Without the pictures, can you quote each line below exactly?
----- Entries shown
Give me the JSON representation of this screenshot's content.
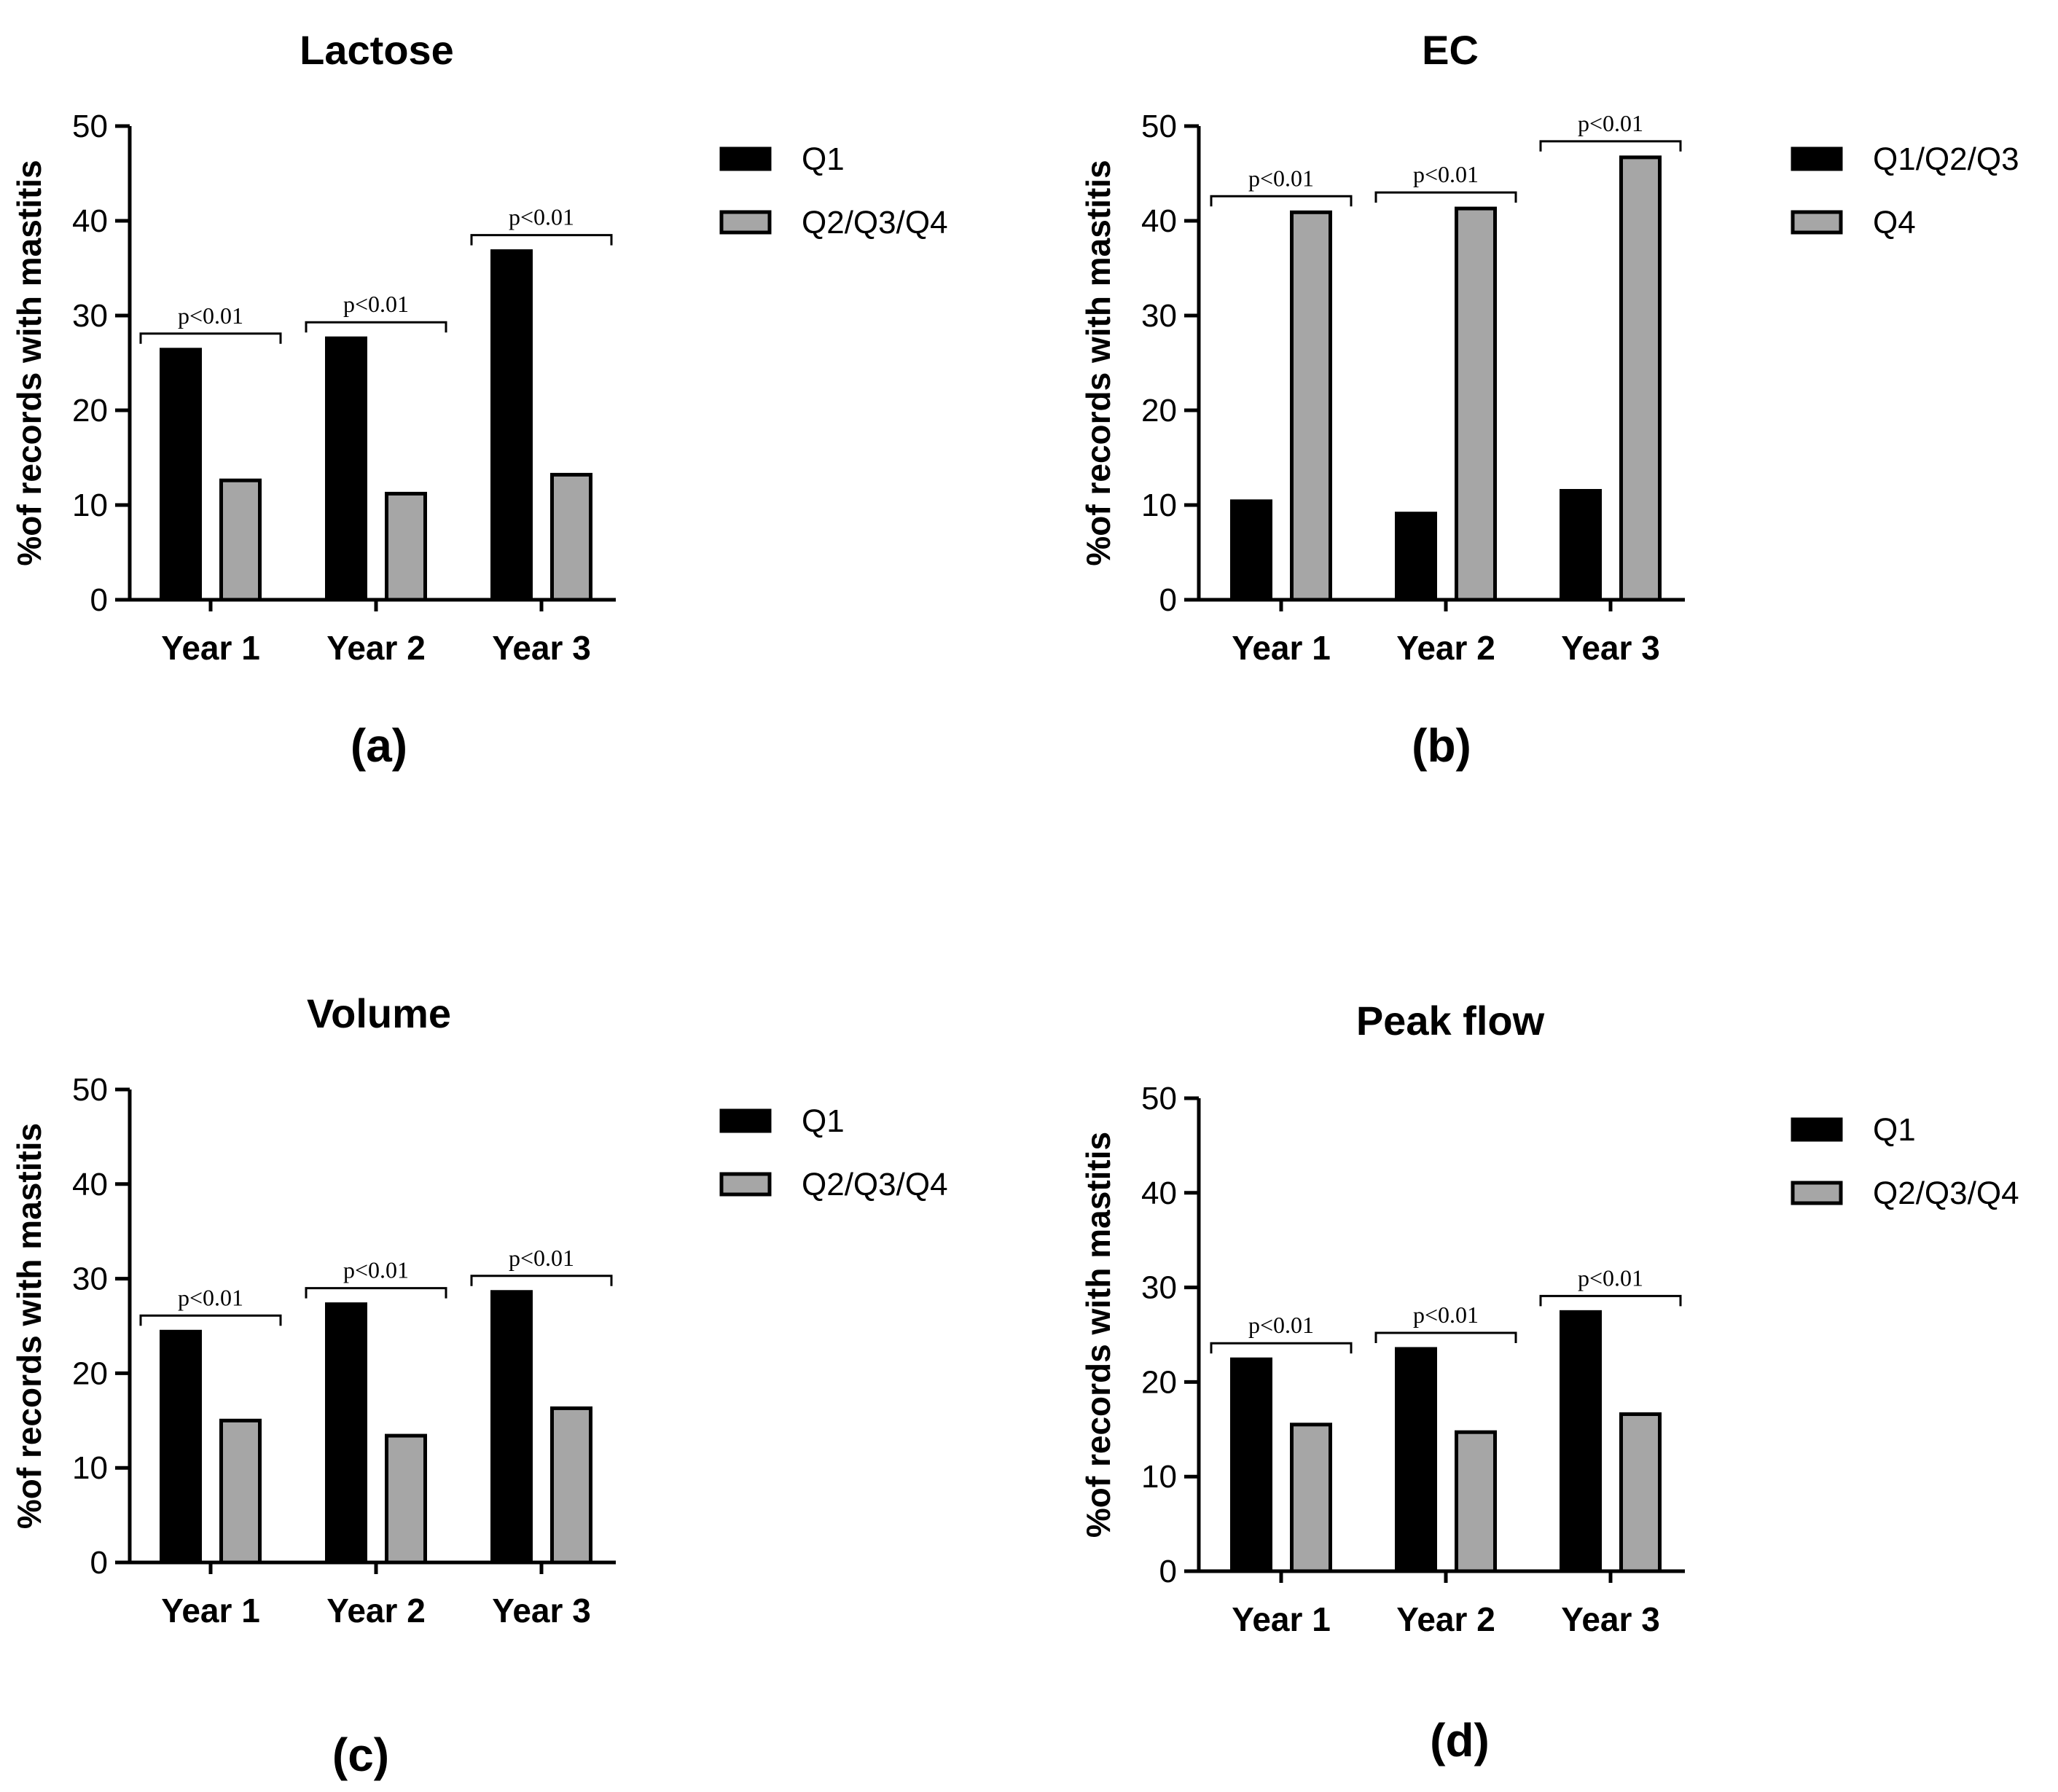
{
  "chart_data": [
    {
      "type": "bar",
      "title": "Lactose",
      "caption": "(a)",
      "ylabel": "%of records with mastitis",
      "xlabel": "",
      "ylim": [
        0,
        50
      ],
      "yticks": [
        "0",
        "10",
        "20",
        "30",
        "40",
        "50"
      ],
      "categories": [
        "Year 1",
        "Year 2",
        "Year 3"
      ],
      "series": [
        {
          "name": "Q1",
          "color": "#000000",
          "values": [
            26.4,
            27.6,
            36.8
          ]
        },
        {
          "name": "Q2/Q3/Q4",
          "color": "#a6a6a6",
          "values": [
            12.6,
            11.2,
            13.2
          ]
        }
      ],
      "annotations": [
        "p<0.01",
        "p<0.01",
        "p<0.01"
      ],
      "legend_position": "right"
    },
    {
      "type": "bar",
      "title": "EC",
      "caption": "(b)",
      "ylabel": "%of records with mastitis",
      "xlabel": "",
      "ylim": [
        0,
        50
      ],
      "yticks": [
        "0",
        "10",
        "20",
        "30",
        "40",
        "50"
      ],
      "categories": [
        "Year 1",
        "Year 2",
        "Year 3"
      ],
      "series": [
        {
          "name": "Q1/Q2/Q3",
          "color": "#000000",
          "values": [
            10.4,
            9.1,
            11.5
          ]
        },
        {
          "name": "Q4",
          "color": "#a6a6a6",
          "values": [
            40.9,
            41.3,
            46.7
          ]
        }
      ],
      "annotations": [
        "p<0.01",
        "p<0.01",
        "p<0.01"
      ],
      "legend_position": "right"
    },
    {
      "type": "bar",
      "title": "Volume",
      "caption": "(c)",
      "ylabel": "%of records with mastitis",
      "xlabel": "",
      "ylim": [
        0,
        50
      ],
      "yticks": [
        "0",
        "10",
        "20",
        "30",
        "40",
        "50"
      ],
      "categories": [
        "Year 1",
        "Year 2",
        "Year 3"
      ],
      "series": [
        {
          "name": "Q1",
          "color": "#000000",
          "values": [
            24.4,
            27.3,
            28.6
          ]
        },
        {
          "name": "Q2/Q3/Q4",
          "color": "#a6a6a6",
          "values": [
            15.0,
            13.4,
            16.3
          ]
        }
      ],
      "annotations": [
        "p<0.01",
        "p<0.01",
        "p<0.01"
      ],
      "legend_position": "right"
    },
    {
      "type": "bar",
      "title": "Peak flow",
      "caption": "(d)",
      "ylabel": "%of records with mastitis",
      "xlabel": "",
      "ylim": [
        0,
        50
      ],
      "yticks": [
        "0",
        "10",
        "20",
        "30",
        "40",
        "50"
      ],
      "categories": [
        "Year 1",
        "Year 2",
        "Year 3"
      ],
      "series": [
        {
          "name": "Q1",
          "color": "#000000",
          "values": [
            22.4,
            23.5,
            27.4
          ]
        },
        {
          "name": "Q2/Q3/Q4",
          "color": "#a6a6a6",
          "values": [
            15.5,
            14.7,
            16.6
          ]
        }
      ],
      "annotations": [
        "p<0.01",
        "p<0.01",
        "p<0.01"
      ],
      "legend_position": "right"
    }
  ]
}
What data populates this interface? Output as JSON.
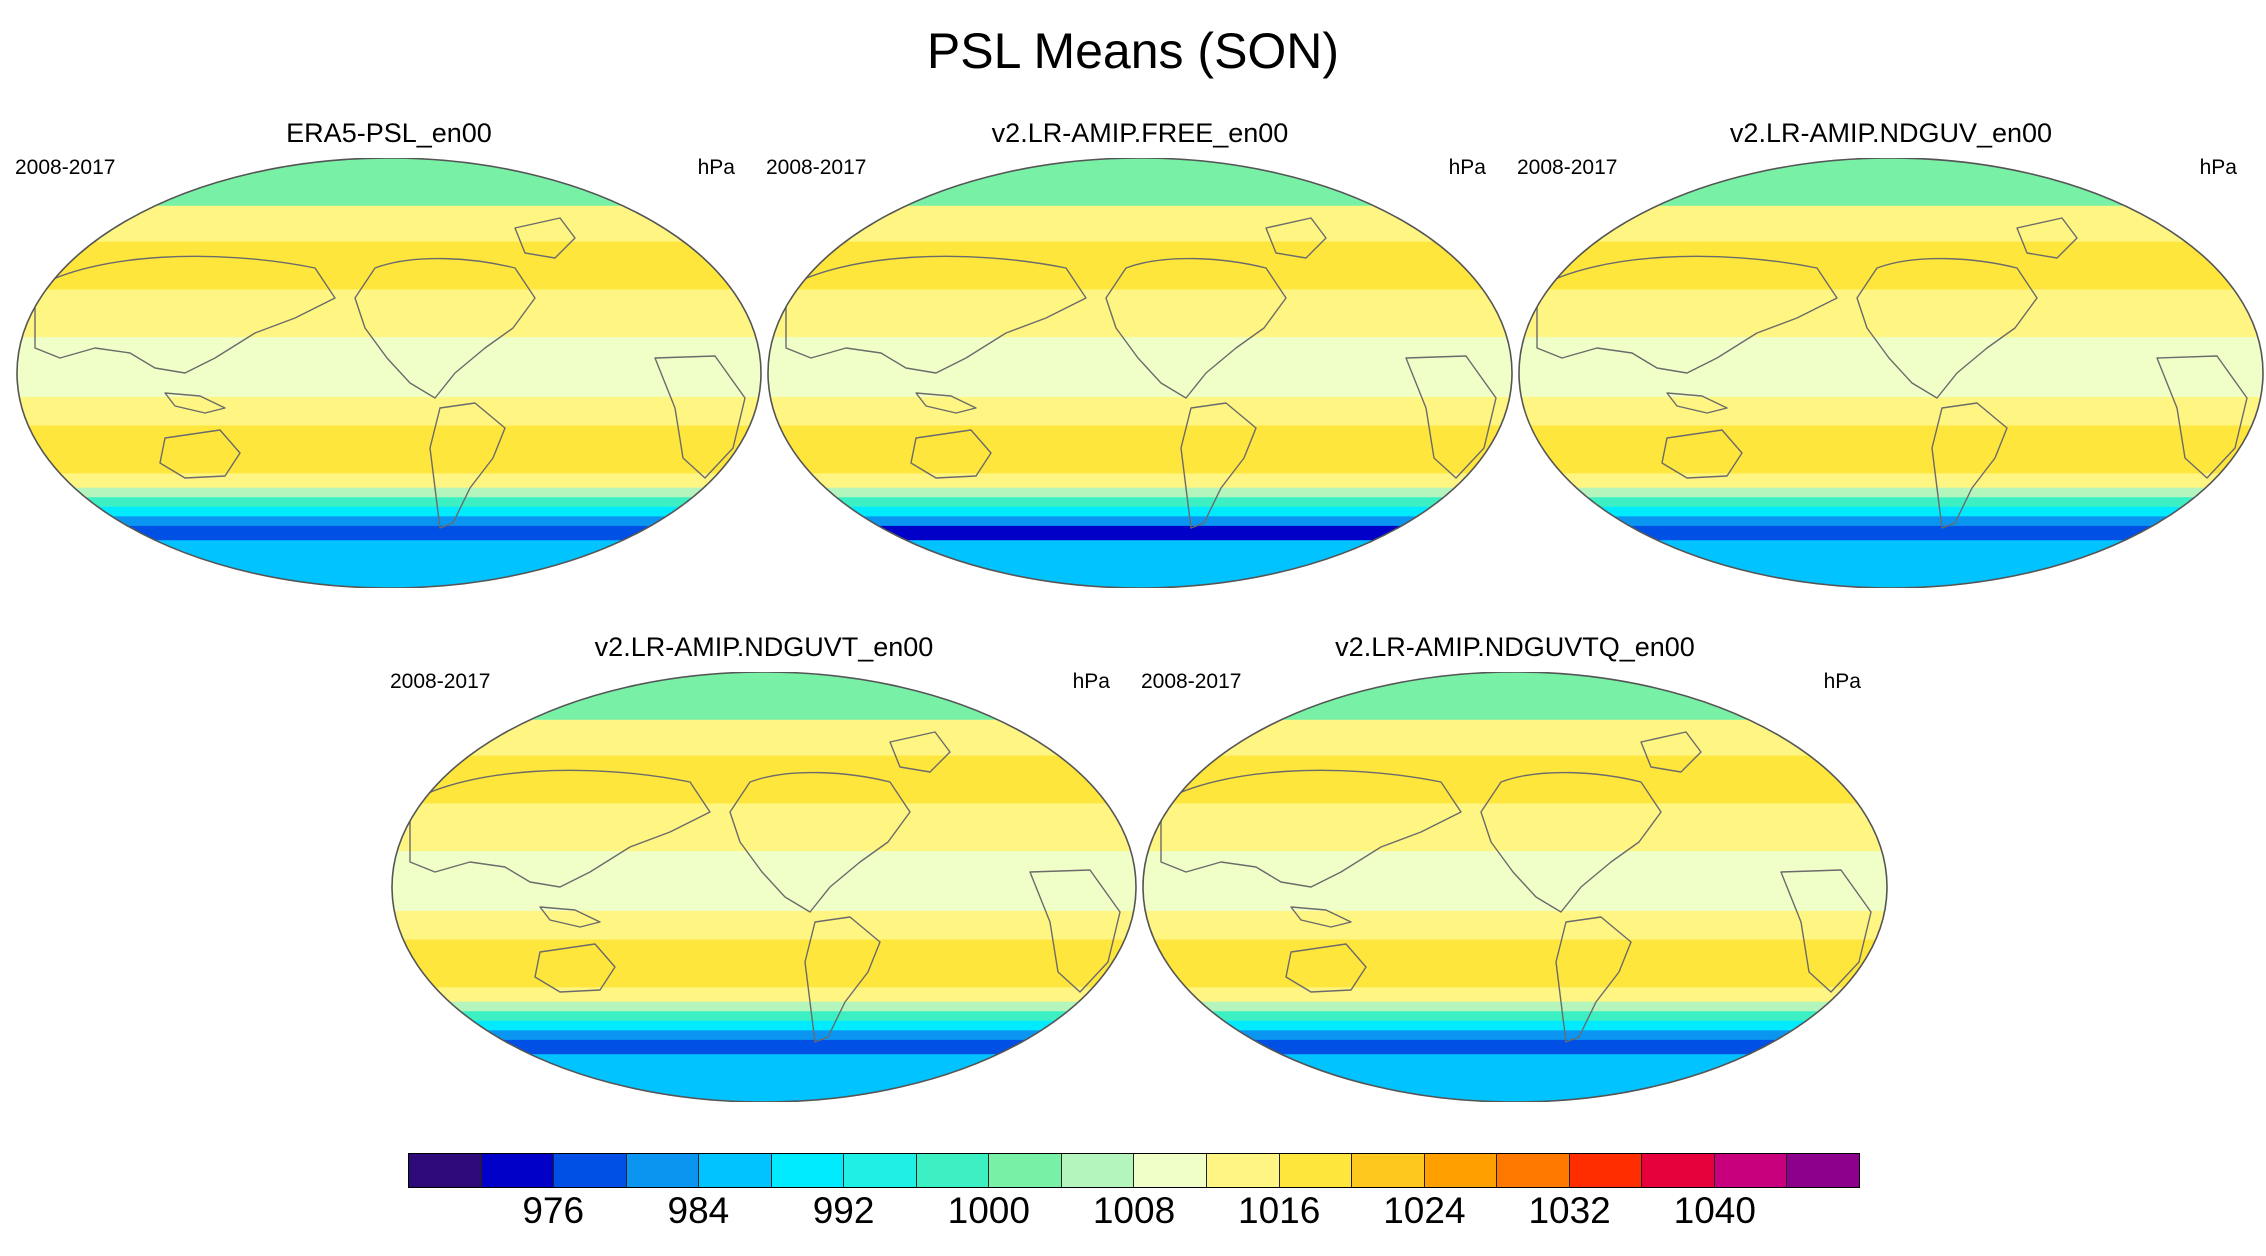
----------
**Solved problem:**
Give me the JSON representation of this screenshot's content.
{
  "chart_data": [
    {
      "type": "bar",
      "title": "Lactose",
      "caption": "(a)",
      "ylabel": "%of records with mastitis",
      "xlabel": "",
      "ylim": [
        0,
        50
      ],
      "yticks": [
        "0",
        "10",
        "20",
        "30",
        "40",
        "50"
      ],
      "categories": [
        "Year 1",
        "Year 2",
        "Year 3"
      ],
      "series": [
        {
          "name": "Q1",
          "color": "#000000",
          "values": [
            26.4,
            27.6,
            36.8
          ]
        },
        {
          "name": "Q2/Q3/Q4",
          "color": "#a6a6a6",
          "values": [
            12.6,
            11.2,
            13.2
          ]
        }
      ],
      "annotations": [
        "p<0.01",
        "p<0.01",
        "p<0.01"
      ],
      "legend_position": "right"
    },
    {
      "type": "bar",
      "title": "EC",
      "caption": "(b)",
      "ylabel": "%of records with mastitis",
      "xlabel": "",
      "ylim": [
        0,
        50
      ],
      "yticks": [
        "0",
        "10",
        "20",
        "30",
        "40",
        "50"
      ],
      "categories": [
        "Year 1",
        "Year 2",
        "Year 3"
      ],
      "series": [
        {
          "name": "Q1/Q2/Q3",
          "color": "#000000",
          "values": [
            10.4,
            9.1,
            11.5
          ]
        },
        {
          "name": "Q4",
          "color": "#a6a6a6",
          "values": [
            40.9,
            41.3,
            46.7
          ]
        }
      ],
      "annotations": [
        "p<0.01",
        "p<0.01",
        "p<0.01"
      ],
      "legend_position": "right"
    },
    {
      "type": "bar",
      "title": "Volume",
      "caption": "(c)",
      "ylabel": "%of records with mastitis",
      "xlabel": "",
      "ylim": [
        0,
        50
      ],
      "yticks": [
        "0",
        "10",
        "20",
        "30",
        "40",
        "50"
      ],
      "categories": [
        "Year 1",
        "Year 2",
        "Year 3"
      ],
      "series": [
        {
          "name": "Q1",
          "color": "#000000",
          "values": [
            24.4,
            27.3,
            28.6
          ]
        },
        {
          "name": "Q2/Q3/Q4",
          "color": "#a6a6a6",
          "values": [
            15.0,
            13.4,
            16.3
          ]
        }
      ],
      "annotations": [
        "p<0.01",
        "p<0.01",
        "p<0.01"
      ],
      "legend_position": "right"
    },
    {
      "type": "bar",
      "title": "Peak flow",
      "caption": "(d)",
      "ylabel": "%of records with mastitis",
      "xlabel": "",
      "ylim": [
        0,
        50
      ],
      "yticks": [
        "0",
        "10",
        "20",
        "30",
        "40",
        "50"
      ],
      "categories": [
        "Year 1",
        "Year 2",
        "Year 3"
      ],
      "series": [
        {
          "name": "Q1",
          "color": "#000000",
          "values": [
            22.4,
            23.5,
            27.4
          ]
        },
        {
          "name": "Q2/Q3/Q4",
          "color": "#a6a6a6",
          "values": [
            15.5,
            14.7,
            16.6
          ]
        }
      ],
      "annotations": [
        "p<0.01",
        "p<0.01",
        "p<0.01"
      ],
      "legend_position": "right"
    }
  ]
}
What data populates this interface? Output as JSON.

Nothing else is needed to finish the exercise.